Re: Making strxfrm() blobs in indexes work

From: Tom Lane <tgl(at)sss(dot)pgh(dot)pa(dot)us>
To: Peter Geoghegan <pg(at)heroku(dot)com>
Cc: Pg Hackers <pgsql-hackers(at)postgresql(dot)org>
Subject: Re: Making strxfrm() blobs in indexes work
Date: 2014-01-31 00:34:37
Message-ID: 27262.1391128477@sss.pgh.pa.us
Views: Raw Message | Whole Thread | Download mbox | Resend email
Thread:
Lists: pgsql-hackers

Peter Geoghegan <pg(at)heroku(dot)com> writes:
> On more occasions than I care to recall, someone has suggested that it
> would be valuable to do something with strxfrm() blobs in order to
> have cheaper locale-aware text comparisons. One obvious place to do so
> would be in indexes, but in the past that has been dismissed on the
> following grounds:

> * Index-only scans need fully formed datums to work, and strxfrm() is
> a one-way function (or so I believe). There is no reason to think that
> the original string can be reassembled from the blob, so clearly that
> won't fly.

> * There is a high cost to be paid in storage overhead. Even for
> collations like "en_US.UTF-8", that can mean that the blob is as much
> as 3-4 times larger than the original text string. Who is to say that
> we'll come out ahead even with the savings of just doing a strcmp()

-=-=-=-=-

=== What you are asked to do ===
Resume the mailing-list message about strxfrm() blobs in indexes, picking up from its final words.

[Rows from a layout dataset]
-=-=-=-=-

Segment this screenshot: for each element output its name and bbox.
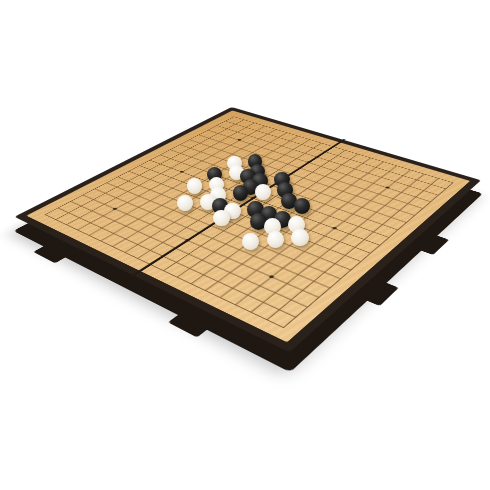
clasp-tab: [418, 235, 449, 255]
go-board-photo: [0, 0, 490, 490]
star-point: [306, 161, 311, 163]
star-point: [113, 207, 119, 210]
clasp-tab: [34, 245, 68, 263]
grid-lines: [44, 116, 453, 328]
star-point: [331, 226, 337, 229]
clasp-tab: [168, 313, 209, 337]
clasp-tab: [364, 282, 399, 306]
go-board: [14, 107, 481, 352]
star-point: [237, 139, 242, 141]
star-point: [179, 171, 184, 173]
board-surface: [26, 111, 470, 343]
star-point: [384, 186, 389, 189]
star-point: [268, 275, 275, 279]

-=-=-=-=-

=== Answer to this exercise ===
> rather than a strcoll()?

Quite aside from the index bloat risk, this effect means a 3-4x reduction
in the maximum string length that can be indexed before getting the
dreaded "Values larger than 1/3 of a buffer page cannot be indexed" error.
Worse, a value insertion might well succeed, with the failure happening
only (much?) later when that entry is chosen as a page split boundary.

It's possible that TOAST compression of the strings would save you, but
I'm not convinced of that; it certainly doesn't seem like we could
guarantee no post-insertion failures that way.

Also, detoasting of strings that hadn't been long enough to need toasting
before could easily eat any savings.

> I'm sure anyone that has read this far knows where I'm going with
> this: why can't we just have strxfrm() blobs in the inner pages,
> implying large savings for a big majority of text comparisons that
> service index scans, without bloating the indexes too badly, and
> without breaking anything? We only use inner pages to find leaf pages.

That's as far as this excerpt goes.